What this task involves.
Reproduce all records exactly.

Working data.
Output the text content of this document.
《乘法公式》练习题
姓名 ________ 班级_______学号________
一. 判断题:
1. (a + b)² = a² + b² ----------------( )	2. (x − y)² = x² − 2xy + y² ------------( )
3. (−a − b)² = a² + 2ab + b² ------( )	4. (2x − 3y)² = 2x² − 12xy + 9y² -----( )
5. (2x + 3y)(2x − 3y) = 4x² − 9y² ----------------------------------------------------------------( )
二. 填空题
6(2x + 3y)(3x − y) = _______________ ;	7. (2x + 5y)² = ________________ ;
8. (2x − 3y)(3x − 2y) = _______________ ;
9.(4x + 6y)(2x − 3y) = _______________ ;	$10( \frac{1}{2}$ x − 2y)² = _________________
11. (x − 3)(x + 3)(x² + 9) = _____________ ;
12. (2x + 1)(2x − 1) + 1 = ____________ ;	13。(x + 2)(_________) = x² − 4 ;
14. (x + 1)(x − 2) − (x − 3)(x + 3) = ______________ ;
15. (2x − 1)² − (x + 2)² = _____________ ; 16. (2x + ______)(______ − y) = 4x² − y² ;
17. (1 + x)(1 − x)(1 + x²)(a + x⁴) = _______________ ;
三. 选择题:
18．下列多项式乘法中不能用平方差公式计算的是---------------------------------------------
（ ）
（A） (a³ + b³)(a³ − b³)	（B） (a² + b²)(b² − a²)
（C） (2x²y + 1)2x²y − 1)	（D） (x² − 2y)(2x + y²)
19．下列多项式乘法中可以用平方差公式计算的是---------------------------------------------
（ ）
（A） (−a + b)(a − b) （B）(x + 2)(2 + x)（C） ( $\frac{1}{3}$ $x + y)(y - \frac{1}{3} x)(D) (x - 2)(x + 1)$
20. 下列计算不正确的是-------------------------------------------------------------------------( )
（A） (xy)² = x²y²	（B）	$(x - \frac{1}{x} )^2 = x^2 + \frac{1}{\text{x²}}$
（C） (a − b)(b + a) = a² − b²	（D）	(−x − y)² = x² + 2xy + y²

Result for this task.
Output the text content of this document.
《乘法公式》练习题
姓名 ________ 班级_______学号________
一. 判断题:
1. (a + b)² = a² + b² ----------------( )	2. (x − y)² = x² − 2xy + y² ------------( )
3. (−a − b)² = a² + 2ab + b² ------( )	4. (2x − 3y)² = 2x² − 12xy + 9y² -----( )
5. (2x + 3y)(2x − 3y) = 4x² − 9y² ----------------------------------------------------------------( )
二. 填空题
6(2x + 3y)(3x − y) = _______________ ;	7. (2x + 5y)² = ________________ ;
8. (2x − 3y)(3x − 2y) = _______________ ;
9.(4x + 6y)(2x − 3y) = _______________ ;	$10( \frac{1}{2}$ x − 2y)² = _________________
11. (x − 3)(x + 3)(x² + 9) = _____________ ;
12. (2x + 1)(2x − 1) + 1 = ____________ ;	13。(x + 2)(_________) = x² − 4 ;
14. (x + 1)(x − 2) − (x − 3)(x + 3) = ______________ ;
15. (2x − 1)² − (x + 2)² = _____________ ; 16. (2x + ______)(______ − y) = 4x² − y² ;
17. (1 + x)(1 − x)(1 + x²)(a + x⁴) = _______________ ;
三. 选择题:
18．下列多项式乘法中不能用平方差公式计算的是---------------------------------------------
（ ）
（A） (a³ + b³)(a³ − b³)	（B） (a² + b²)(b² − a²)
（C） (2x²y + 1)2x²y − 1)	（D） (x² − 2y)(2x + y²)
19．下列多项式乘法中可以用平方差公式计算的是---------------------------------------------
（ ）
（A） (−a + b)(a − b) （B）(x + 2)(2 + x)（C） ( $\frac{1}{3}$ $x + y)(y - \frac{1}{3} x)(D) (x - 2)(x + 1)$
20. 下列计算不正确的是-------------------------------------------------------------------------( )
（A） (xy)² = x²y²	（B）	$(x - \frac{1}{x} )^2 = x^2 + \frac{1}{\text{x²}}$
（C） (a − b)(b + a) = a² − b²	（D）	(−x − y)² = x² + 2xy + y²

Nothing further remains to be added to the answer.